Data for the task:
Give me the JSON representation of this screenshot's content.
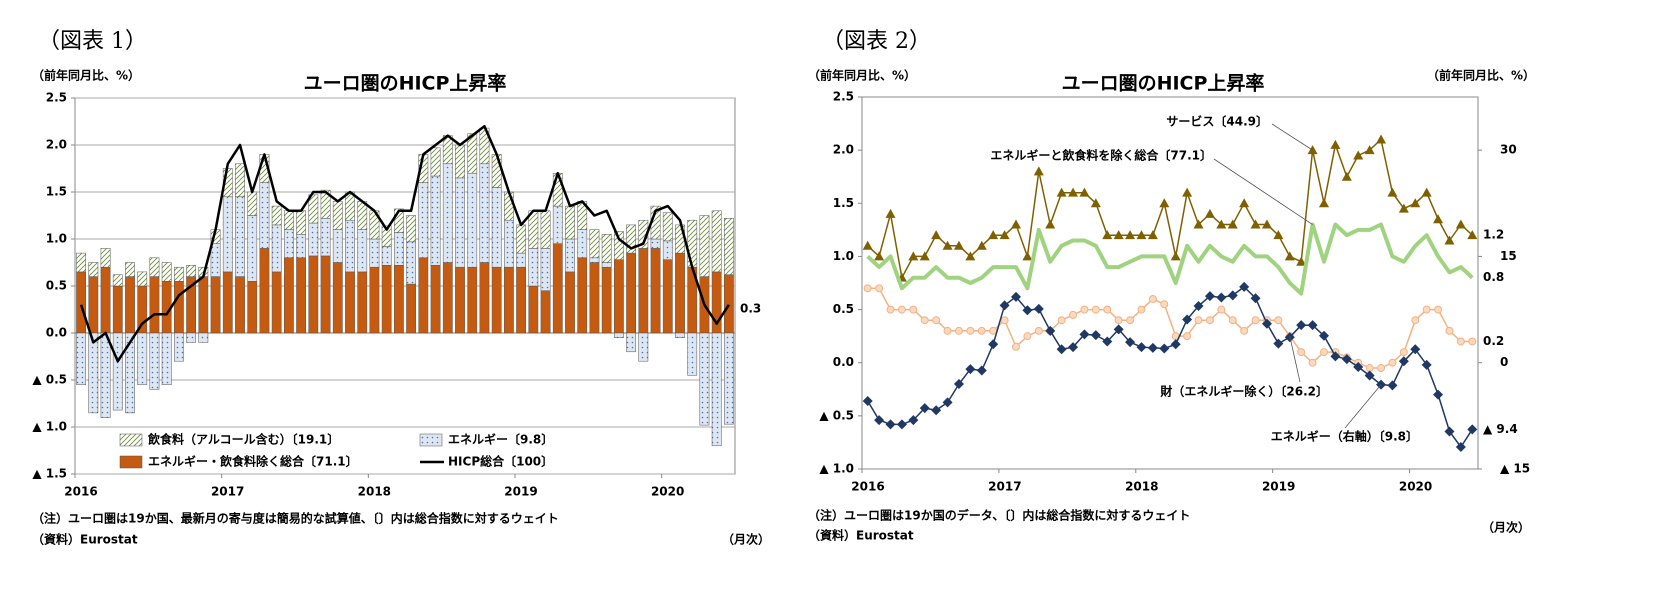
{
  "chart_data": [
    {
      "type": "bar",
      "figure_label": "（図表 1）",
      "title": "ユーロ圏のHICP上昇率",
      "y_label": "（前年同月比、%）",
      "x_label": "（月次）",
      "note": "（注）ユーロ圏は19か国、最新月の寄与度は簡易的な試算値、〔〕内は総合指数に対するウェイト",
      "source": "（資料）Eurostat",
      "categories": [
        "2016",
        null,
        null,
        null,
        null,
        null,
        null,
        null,
        null,
        null,
        null,
        null,
        "2017",
        null,
        null,
        null,
        null,
        null,
        null,
        null,
        null,
        null,
        null,
        null,
        "2018",
        null,
        null,
        null,
        null,
        null,
        null,
        null,
        null,
        null,
        null,
        null,
        "2019",
        null,
        null,
        null,
        null,
        null,
        null,
        null,
        null,
        null,
        null,
        null,
        "2020",
        null,
        null,
        null,
        null,
        null
      ],
      "ylim": [
        -1.5,
        2.5
      ],
      "yticks": [
        2.5,
        {
          "value": 2,
          "label": "2.0"
        },
        1.5,
        {
          "value": 1,
          "label": "1.0"
        },
        0.5,
        {
          "value": 0,
          "label": "0.0"
        },
        {
          "value": -0.5,
          "label": "▲ 0.5"
        },
        {
          "value": -1,
          "label": "▲ 1.0"
        },
        {
          "value": -1.5,
          "label": "▲ 1.5"
        }
      ],
      "grid": true,
      "legend": true,
      "series": [
        {
          "name": "飲食料（アルコール含む）〔19.1〕",
          "type": "bar",
          "pattern": "hatch",
          "color": "#6f8f3c",
          "values": [
            0.2,
            0.15,
            0.2,
            0.12,
            0.15,
            0.15,
            0.2,
            0.2,
            0.15,
            0.12,
            0.1,
            0.15,
            0.3,
            0.35,
            0.25,
            0.3,
            0.2,
            0.2,
            0.25,
            0.3,
            0.3,
            0.3,
            0.3,
            0.3,
            0.3,
            0.22,
            0.25,
            0.28,
            0.3,
            0.3,
            0.3,
            0.35,
            0.42,
            0.38,
            0.35,
            0.3,
            0.3,
            0.4,
            0.4,
            0.35,
            0.35,
            0.3,
            0.3,
            0.3,
            0.3,
            0.3,
            0.3,
            0.35,
            0.3,
            0.3,
            0.5,
            0.65,
            0.65,
            0.6
          ]
        },
        {
          "name": "エネルギー〔9.8〕",
          "type": "bar",
          "pattern": "dots",
          "color": "#4f6fa8",
          "values": [
            -0.55,
            -0.85,
            -0.9,
            -0.82,
            -0.85,
            -0.55,
            -0.6,
            -0.55,
            -0.3,
            -0.1,
            -0.1,
            0.35,
            0.8,
            0.85,
            0.7,
            0.7,
            0.5,
            0.3,
            0.25,
            0.35,
            0.4,
            0.35,
            0.55,
            0.45,
            0.3,
            0.2,
            0.35,
            0.45,
            0.8,
            0.95,
            1.05,
            0.95,
            1.0,
            1.05,
            0.85,
            0.5,
            0.15,
            0.4,
            0.45,
            0.4,
            0.35,
            0.3,
            0.05,
            0.05,
            -0.05,
            -0.2,
            -0.3,
            0.1,
            0.2,
            -0.05,
            -0.45,
            -0.98,
            -1.2,
            -0.97
          ]
        },
        {
          "name": "エネルギー・飲食料除く総合〔71.1〕",
          "type": "bar",
          "pattern": "solid",
          "color": "#c55a11",
          "values": [
            0.65,
            0.6,
            0.7,
            0.5,
            0.6,
            0.5,
            0.6,
            0.55,
            0.55,
            0.6,
            0.6,
            0.6,
            0.65,
            0.6,
            0.55,
            0.9,
            0.65,
            0.8,
            0.8,
            0.82,
            0.82,
            0.75,
            0.65,
            0.65,
            0.7,
            0.72,
            0.72,
            0.52,
            0.8,
            0.72,
            0.75,
            0.7,
            0.7,
            0.75,
            0.7,
            0.7,
            0.7,
            0.5,
            0.45,
            0.95,
            0.65,
            0.8,
            0.75,
            0.7,
            0.78,
            0.85,
            0.9,
            0.9,
            0.78,
            0.85,
            0.7,
            0.6,
            0.65,
            0.62
          ]
        },
        {
          "name": "HICP総合〔100〕",
          "type": "line",
          "color": "#000000",
          "line_width": 2.5,
          "label_last": true,
          "values": [
            0.3,
            -0.1,
            0.0,
            -0.3,
            -0.1,
            0.1,
            0.2,
            0.2,
            0.4,
            0.5,
            0.6,
            1.1,
            1.8,
            2.0,
            1.5,
            1.9,
            1.4,
            1.3,
            1.3,
            1.5,
            1.5,
            1.4,
            1.5,
            1.4,
            1.3,
            1.1,
            1.3,
            1.3,
            1.9,
            2.0,
            2.1,
            2.0,
            2.1,
            2.2,
            1.9,
            1.5,
            1.15,
            1.3,
            1.3,
            1.7,
            1.35,
            1.4,
            1.25,
            1.3,
            1.0,
            0.9,
            0.95,
            1.3,
            1.35,
            1.2,
            0.7,
            0.3,
            0.1,
            0.3
          ]
        }
      ]
    },
    {
      "type": "line",
      "figure_label": "（図表 2）",
      "title": "ユーロ圏のHICP上昇率",
      "y_label": "（前年同月比、%）",
      "y2_label": "（前年同月比、%）",
      "x_label": "（月次）",
      "note": "（注）ユーロ圏は19か国のデータ、〔〕内は総合指数に対するウェイト",
      "source": "（資料）Eurostat",
      "categories": [
        "2016",
        null,
        null,
        null,
        null,
        null,
        null,
        null,
        null,
        null,
        null,
        null,
        "2017",
        null,
        null,
        null,
        null,
        null,
        null,
        null,
        null,
        null,
        null,
        null,
        "2018",
        null,
        null,
        null,
        null,
        null,
        null,
        null,
        null,
        null,
        null,
        null,
        "2019",
        null,
        null,
        null,
        null,
        null,
        null,
        null,
        null,
        null,
        null,
        null,
        "2020",
        null,
        null,
        null,
        null,
        null
      ],
      "ylim": [
        -1,
        2.5
      ],
      "yticks": [
        2.5,
        {
          "value": 2,
          "label": "2.0"
        },
        1.5,
        {
          "value": 1,
          "label": "1.0"
        },
        0.5,
        {
          "value": 0,
          "label": "0.0"
        },
        {
          "value": -0.5,
          "label": "▲ 0.5"
        },
        {
          "value": -1,
          "label": "▲ 1.0"
        }
      ],
      "y2lim": [
        -15,
        37.5
      ],
      "y2ticks": [
        30,
        15,
        0,
        {
          "value": -15,
          "label": "▲ 15"
        }
      ],
      "grid": false,
      "legend": false,
      "series": [
        {
          "name": "サービス〔44.9〕",
          "color": "#7f6000",
          "marker": "triangle",
          "line_width": 1.5,
          "label_last": true,
          "values": [
            1.1,
            1.0,
            1.4,
            0.8,
            1.0,
            1.0,
            1.2,
            1.1,
            1.1,
            1.0,
            1.1,
            1.2,
            1.2,
            1.3,
            1.0,
            1.8,
            1.3,
            1.6,
            1.6,
            1.6,
            1.5,
            1.2,
            1.2,
            1.2,
            1.2,
            1.2,
            1.5,
            1.0,
            1.6,
            1.3,
            1.4,
            1.3,
            1.3,
            1.5,
            1.3,
            1.3,
            1.2,
            1.0,
            0.95,
            2.0,
            1.5,
            2.05,
            1.75,
            1.95,
            2.0,
            2.1,
            1.6,
            1.45,
            1.5,
            1.6,
            1.35,
            1.15,
            1.3,
            1.2
          ]
        },
        {
          "name": "エネルギーと飲食料を除く総合〔77.1〕",
          "color": "#9fd37f",
          "line_width": 4,
          "label_last": true,
          "values": [
            1.0,
            0.9,
            1.0,
            0.7,
            0.8,
            0.8,
            0.9,
            0.8,
            0.8,
            0.75,
            0.8,
            0.9,
            0.9,
            0.9,
            0.7,
            1.25,
            0.95,
            1.1,
            1.15,
            1.15,
            1.1,
            0.9,
            0.9,
            0.95,
            1.0,
            1.0,
            1.0,
            0.75,
            1.1,
            0.95,
            1.1,
            1.0,
            0.95,
            1.1,
            1.0,
            1.0,
            0.9,
            0.75,
            0.65,
            1.3,
            0.95,
            1.3,
            1.2,
            1.25,
            1.25,
            1.3,
            1.0,
            0.95,
            1.1,
            1.2,
            1.0,
            0.85,
            0.9,
            0.8
          ]
        },
        {
          "name": "財（エネルギー除く）〔26.2〕",
          "color": "#f4b183",
          "marker": "circle",
          "line_width": 1.5,
          "label_last": true,
          "values": [
            0.7,
            0.7,
            0.5,
            0.5,
            0.5,
            0.4,
            0.4,
            0.3,
            0.3,
            0.3,
            0.3,
            0.3,
            0.4,
            0.15,
            0.25,
            0.3,
            0.3,
            0.4,
            0.45,
            0.5,
            0.5,
            0.5,
            0.4,
            0.4,
            0.5,
            0.6,
            0.55,
            0.25,
            0.25,
            0.4,
            0.4,
            0.5,
            0.4,
            0.3,
            0.4,
            0.4,
            0.4,
            0.25,
            0.1,
            0.0,
            0.1,
            0.1,
            0.05,
            0.0,
            -0.05,
            -0.05,
            0.0,
            0.1,
            0.4,
            0.5,
            0.5,
            0.3,
            0.2,
            0.2
          ]
        },
        {
          "name": "エネルギー（右軸）〔9.8〕",
          "color": "#1f3864",
          "marker": "diamond",
          "line_width": 1.5,
          "axis": "y2",
          "label_last": true,
          "values": [
            -5.4,
            -8.1,
            -8.7,
            -8.7,
            -8.1,
            -6.4,
            -6.7,
            -5.6,
            -3.0,
            -0.9,
            -1.1,
            2.6,
            8.1,
            9.3,
            7.4,
            7.6,
            4.5,
            1.9,
            2.2,
            4.0,
            3.9,
            3.0,
            4.7,
            2.9,
            2.2,
            2.1,
            2.0,
            2.6,
            6.1,
            8.0,
            9.4,
            9.2,
            9.5,
            10.7,
            9.1,
            5.5,
            2.7,
            3.6,
            5.3,
            5.3,
            3.8,
            0.9,
            0.5,
            -0.6,
            -1.8,
            -3.1,
            -3.2,
            0.2,
            1.9,
            -0.3,
            -4.5,
            -9.7,
            -11.9,
            -9.4
          ],
          "value_labels": [
            null,
            null,
            null,
            null,
            null,
            null,
            null,
            null,
            null,
            null,
            null,
            null,
            null,
            null,
            null,
            null,
            null,
            null,
            null,
            null,
            null,
            null,
            null,
            null,
            null,
            null,
            null,
            null,
            null,
            null,
            null,
            null,
            null,
            null,
            null,
            null,
            null,
            null,
            null,
            null,
            null,
            null,
            null,
            null,
            null,
            null,
            null,
            null,
            null,
            null,
            null,
            null,
            null,
            "▲ 9.4"
          ]
        }
      ]
    }
  ]
}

Exercise instructions: Search the lines above for the string "name" and copy each line that has it.

Solution to this task:
          "name": "飲食料（アルコール含む）〔19.1〕",
          "name": "エネルギー〔9.8〕",
          "name": "エネルギー・飲食料除く総合〔71.1〕",
          "name": "HICP総合〔100〕",
          "name": "サービス〔44.9〕",
          "name": "エネルギーと飲食料を除く総合〔77.1〕",
          "name": "財（エネルギー除く）〔26.2〕",
          "name": "エネルギー（右軸）〔9.8〕",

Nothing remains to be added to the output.